━━━ MATERIAL TO PROCESS

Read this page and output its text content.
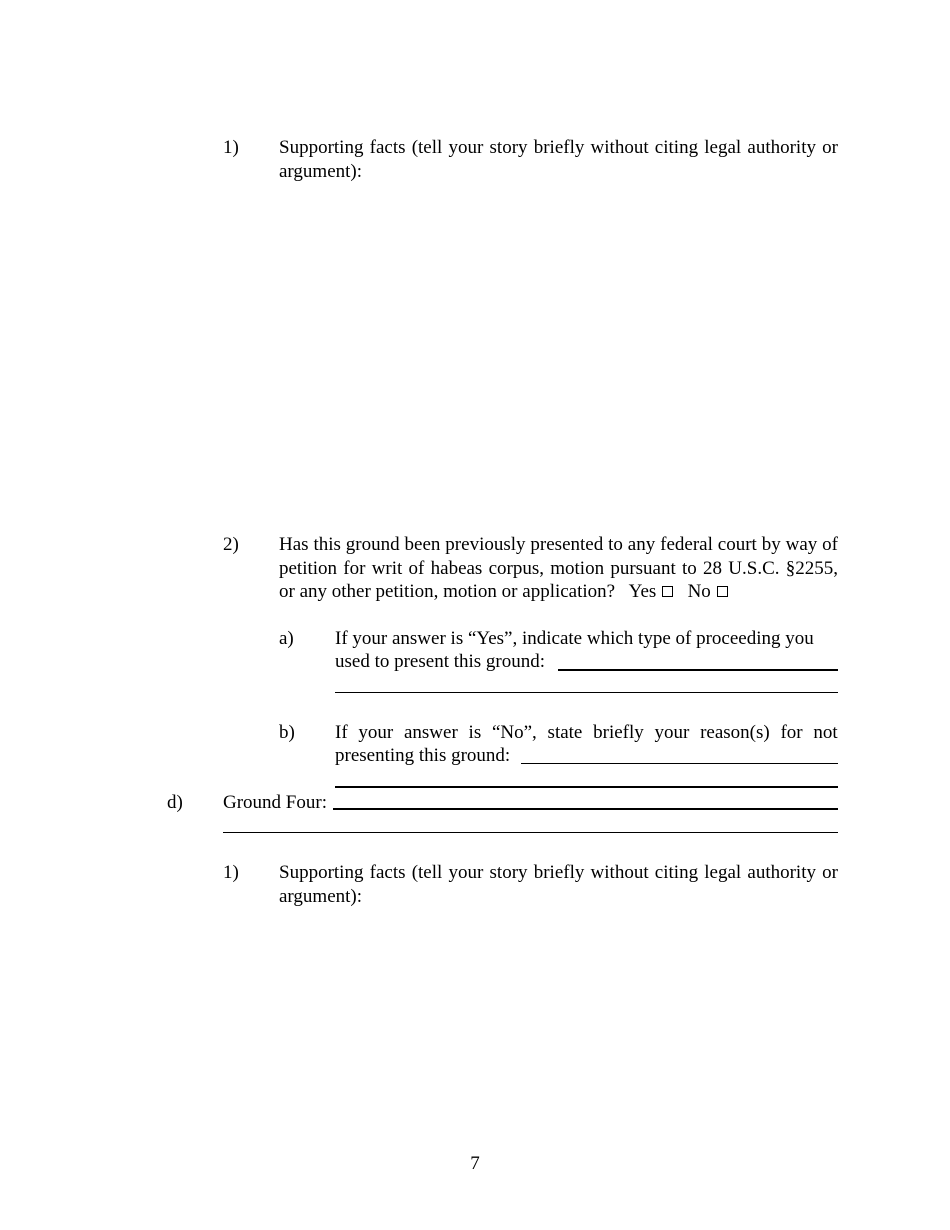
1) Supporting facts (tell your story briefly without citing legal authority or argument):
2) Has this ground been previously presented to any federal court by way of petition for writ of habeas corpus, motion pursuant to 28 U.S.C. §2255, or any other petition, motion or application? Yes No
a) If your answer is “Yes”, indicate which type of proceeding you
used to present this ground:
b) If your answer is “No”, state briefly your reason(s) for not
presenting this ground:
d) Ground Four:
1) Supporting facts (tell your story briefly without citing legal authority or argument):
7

━━━━━━

### DIRECTIONS FOR THIS TASK
Make an exact copy of all entries above, dropping the images.

### EXPECTED ANSWER
Read this page and output its text content.
1) Supporting facts (tell your story briefly without citing legal authority or argument):
2) Has this ground been previously presented to any federal court by way of petition for writ of habeas corpus, motion pursuant to 28 U.S.C. §2255, or any other petition, motion or application? Yes No
a) If your answer is “Yes”, indicate which type of proceeding you
used to present this ground:
b) If your answer is “No”, state briefly your reason(s) for not
presenting this ground:
d) Ground Four:
1) Supporting facts (tell your story briefly without citing legal authority or argument):
7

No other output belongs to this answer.